▸ **DATA FOR PROCESSING**
----

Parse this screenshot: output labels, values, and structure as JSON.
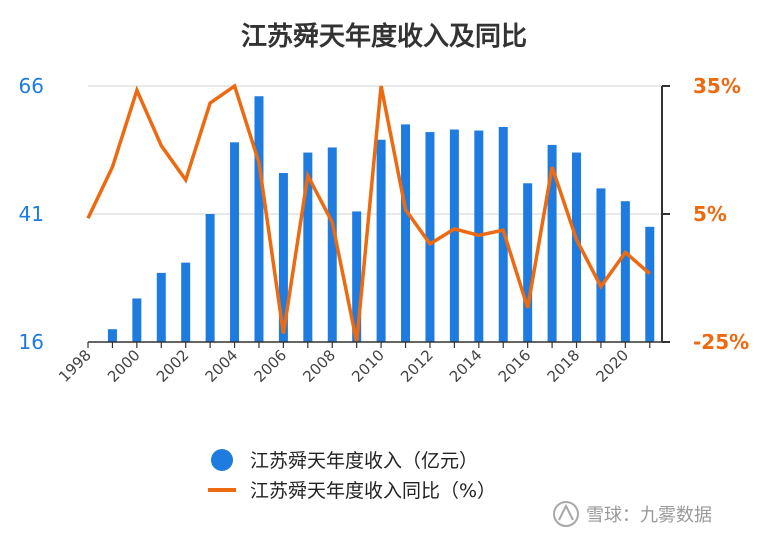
{
  "chart_data": {
    "type": "bar",
    "title": "江苏舜天年度收入及同比",
    "x": [
      1998,
      1999,
      2000,
      2001,
      2002,
      2003,
      2004,
      2005,
      2006,
      2007,
      2008,
      2009,
      2010,
      2011,
      2012,
      2013,
      2014,
      2015,
      2016,
      2017,
      2018,
      2019,
      2020,
      2021
    ],
    "x_tick_labels": [
      "1998",
      "2000",
      "2002",
      "2004",
      "2006",
      "2008",
      "2010",
      "2012",
      "2014",
      "2016",
      "2018",
      "2020"
    ],
    "series": [
      {
        "name": "江苏舜天年度收入（亿元）",
        "type": "bar",
        "axis": "left",
        "color": "#1e7be0",
        "values": [
          16,
          18.5,
          24.5,
          29.5,
          31.5,
          41,
          55,
          64,
          49,
          53,
          54,
          41.5,
          55.5,
          58.5,
          57,
          57.5,
          57.3,
          58,
          47,
          54.5,
          53,
          46,
          43.5,
          38.5
        ]
      },
      {
        "name": "江苏舜天年度收入同比（%）",
        "type": "line",
        "axis": "right",
        "color": "#ee6a10",
        "values": [
          4,
          16,
          34,
          21,
          13,
          31,
          35,
          17,
          -23,
          14,
          3,
          -25,
          35,
          6,
          -2,
          1.5,
          0,
          1.2,
          -17,
          16,
          -1,
          -12,
          -4,
          -9
        ]
      }
    ],
    "y_left": {
      "ticks": [
        "16",
        "41",
        "66"
      ],
      "ylim": [
        16,
        66
      ]
    },
    "y_right": {
      "ticks": [
        "-25%",
        "5%",
        "35%"
      ],
      "ylim": [
        -25,
        35
      ]
    },
    "grid": true,
    "legend_position": "bottom-center",
    "watermark": "雪球：九雾数据"
  }
}
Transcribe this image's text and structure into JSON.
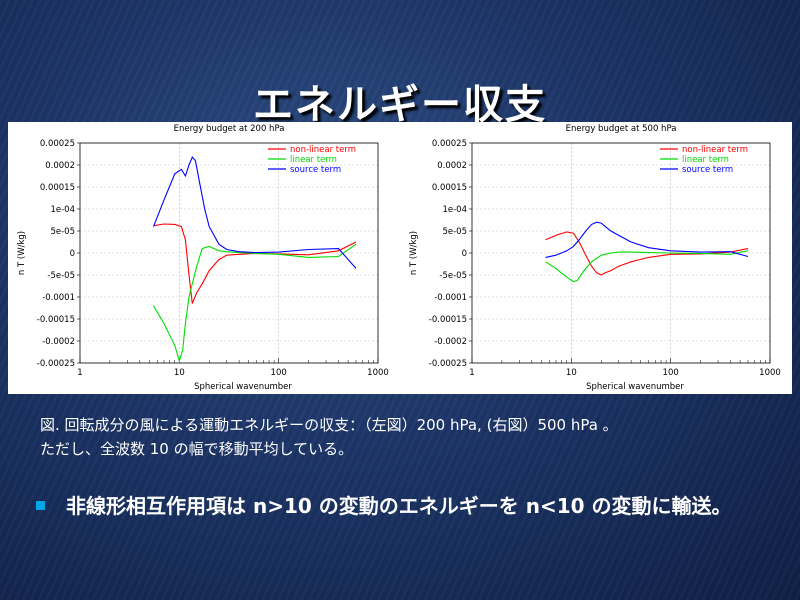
{
  "slide": {
    "title": "エネルギー収支",
    "caption_line1": "図. 回転成分の風による運動エネルギーの収支：（左図）200 hPa, (右図）500 hPa 。",
    "caption_line2": "ただし、全波数 10 の幅で移動平均している。",
    "bullet": "非線形相互作用項は n>10 の変動のエネルギーを n<10 の変動に輸送。"
  },
  "colors": {
    "non_linear": "#ff0000",
    "linear": "#00dd00",
    "source": "#0000ff",
    "bullet": "#00a6e6"
  },
  "chart_data": [
    {
      "type": "line",
      "title": "Energy budget at 200 hPa",
      "xlabel": "Spherical wavenumber",
      "ylabel": "n T (W/kg)",
      "xscale": "log",
      "xlim": [
        1,
        1000
      ],
      "ylim": [
        -0.00025,
        0.00025
      ],
      "xticks": [
        "1",
        "10",
        "100",
        "1000"
      ],
      "yticks": [
        "0.00025",
        "0.0002",
        "0.00015",
        "1e-04",
        "5e-05",
        "0",
        "-5e-05",
        "-0.0001",
        "-0.00015",
        "-0.0002",
        "-0.00025"
      ],
      "grid": true,
      "legend_position": "top-right",
      "series": [
        {
          "name": "non-linear term",
          "color_key": "non_linear",
          "x": [
            5.5,
            7,
            9,
            10.5,
            11.5,
            12.5,
            13.5,
            15,
            17,
            20,
            25,
            30,
            40,
            60,
            100,
            200,
            400,
            600
          ],
          "y": [
            6.2e-05,
            6.6e-05,
            6.5e-05,
            6e-05,
            3e-05,
            -5e-05,
            -0.000115,
            -9e-05,
            -7e-05,
            -4e-05,
            -1.5e-05,
            -5e-06,
            -3e-06,
            -1e-06,
            -2e-06,
            -4e-06,
            5e-06,
            2.5e-05
          ]
        },
        {
          "name": "linear term",
          "color_key": "linear",
          "x": [
            5.5,
            7,
            9,
            10,
            10.8,
            11.5,
            12.5,
            13.5,
            15,
            17,
            20,
            25,
            30,
            40,
            60,
            100,
            200,
            400,
            600
          ],
          "y": [
            -0.00012,
            -0.00016,
            -0.00021,
            -0.000245,
            -0.00022,
            -0.00016,
            -0.0001,
            -7e-05,
            -3e-05,
            1e-05,
            1.5e-05,
            5e-06,
            3e-06,
            1e-06,
            -1e-06,
            -3e-06,
            -1e-05,
            -8e-06,
            2e-05
          ]
        },
        {
          "name": "source term",
          "color_key": "source",
          "x": [
            5.5,
            7,
            9,
            10.5,
            11.5,
            12.5,
            13.5,
            14.5,
            16,
            18,
            20,
            25,
            30,
            40,
            60,
            100,
            200,
            400,
            600
          ],
          "y": [
            6e-05,
            0.00012,
            0.00018,
            0.00019,
            0.000175,
            0.0002,
            0.000218,
            0.00021,
            0.00016,
            0.0001,
            6e-05,
            2e-05,
            8e-06,
            3e-06,
            1e-06,
            2e-06,
            8e-06,
            1e-05,
            -3.5e-05
          ]
        }
      ]
    },
    {
      "type": "line",
      "title": "Energy budget at 500 hPa",
      "xlabel": "Spherical wavenumber",
      "ylabel": "n T (W/kg)",
      "xscale": "log",
      "xlim": [
        1,
        1000
      ],
      "ylim": [
        -0.00025,
        0.00025
      ],
      "xticks": [
        "1",
        "10",
        "100",
        "1000"
      ],
      "yticks": [
        "0.00025",
        "0.0002",
        "0.00015",
        "1e-04",
        "5e-05",
        "0",
        "-5e-05",
        "-0.0001",
        "-0.00015",
        "-0.0002",
        "-0.00025"
      ],
      "grid": true,
      "legend_position": "top-right",
      "series": [
        {
          "name": "non-linear term",
          "color_key": "non_linear",
          "x": [
            5.5,
            7,
            9,
            10.5,
            12,
            14,
            16,
            18,
            20,
            22,
            25,
            30,
            40,
            60,
            100,
            200,
            400,
            600
          ],
          "y": [
            3e-05,
            4e-05,
            4.8e-05,
            4.5e-05,
            2.5e-05,
            -5e-06,
            -3e-05,
            -4.5e-05,
            -5e-05,
            -4.5e-05,
            -4e-05,
            -3e-05,
            -2e-05,
            -1e-05,
            -3e-06,
            -2e-06,
            2e-06,
            1e-05
          ]
        },
        {
          "name": "linear term",
          "color_key": "linear",
          "x": [
            5.5,
            7,
            9,
            10.5,
            11.5,
            12.5,
            14,
            16,
            18,
            20,
            25,
            30,
            40,
            60,
            100,
            200,
            400,
            600
          ],
          "y": [
            -2e-05,
            -3.5e-05,
            -5.5e-05,
            -6.5e-05,
            -6.2e-05,
            -5e-05,
            -3.5e-05,
            -2e-05,
            -1.2e-05,
            -5e-06,
            0,
            2e-06,
            2e-06,
            1e-06,
            0,
            -1e-06,
            -3e-06,
            5e-06
          ]
        },
        {
          "name": "source term",
          "color_key": "source",
          "x": [
            5.5,
            7,
            9,
            10.5,
            12,
            14,
            16,
            18,
            20,
            22,
            25,
            30,
            40,
            60,
            100,
            200,
            400,
            600
          ],
          "y": [
            -1e-05,
            -5e-06,
            5e-06,
            1.5e-05,
            3e-05,
            5e-05,
            6.5e-05,
            7e-05,
            6.8e-05,
            6e-05,
            5e-05,
            4e-05,
            2.5e-05,
            1.2e-05,
            5e-06,
            2e-06,
            3e-06,
            -8e-06
          ]
        }
      ]
    }
  ]
}
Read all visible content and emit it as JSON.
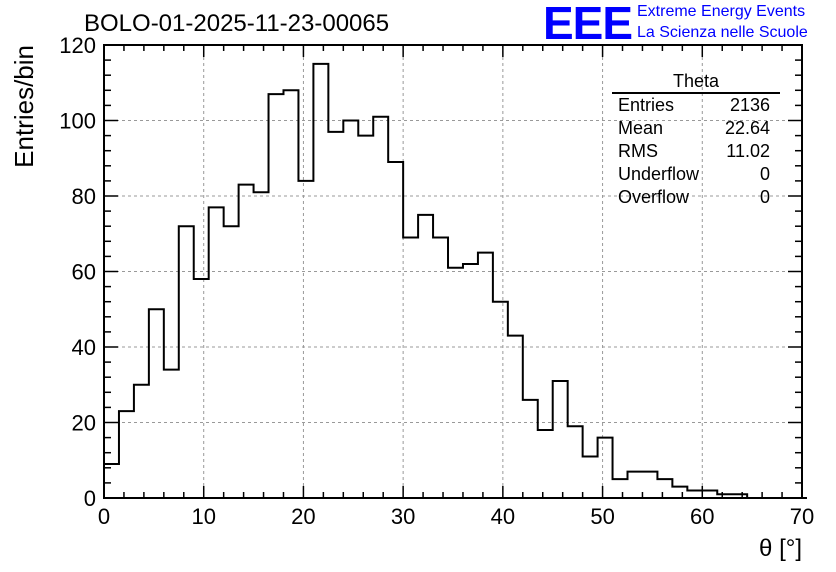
{
  "header": {
    "run_title": "BOLO-01-2025-11-23-00065",
    "logo_text": "EEE",
    "logo_line1": "Extreme Energy Events",
    "logo_line2": "La Scienza nelle Scuole"
  },
  "stats_box": {
    "title": "Theta",
    "rows": [
      {
        "label": "Entries",
        "value": "2136"
      },
      {
        "label": "Mean",
        "value": "22.64"
      },
      {
        "label": "RMS",
        "value": "11.02"
      },
      {
        "label": "Underflow",
        "value": "0"
      },
      {
        "label": "Overflow",
        "value": "0"
      }
    ]
  },
  "colors": {
    "logo": "#0000ff",
    "histogram": "#000000",
    "grid": "#999999"
  },
  "chart_data": {
    "type": "bar",
    "style": "step-histogram",
    "title": "BOLO-01-2025-11-23-00065",
    "xlabel": "θ [°]",
    "ylabel": "Entries/bin",
    "xlim": [
      0,
      70
    ],
    "ylim": [
      0,
      120
    ],
    "x_ticks": [
      0,
      10,
      20,
      30,
      40,
      50,
      60,
      70
    ],
    "y_ticks": [
      0,
      20,
      40,
      60,
      80,
      100,
      120
    ],
    "grid": true,
    "bin_width": 1.5,
    "bin_edges_start": 0,
    "values": [
      9,
      23,
      30,
      50,
      34,
      72,
      58,
      77,
      72,
      83,
      81,
      107,
      108,
      84,
      115,
      97,
      100,
      96,
      101,
      89,
      69,
      75,
      69,
      61,
      62,
      65,
      52,
      43,
      26,
      18,
      31,
      19,
      11,
      16,
      5,
      7,
      7,
      5,
      3,
      2,
      2,
      1,
      1,
      0,
      0,
      0,
      0
    ]
  }
}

----

State the number of lines in the data that include the string "structure", and add nothing else.

▸ **SOLUTION FOR THIS TASK**
2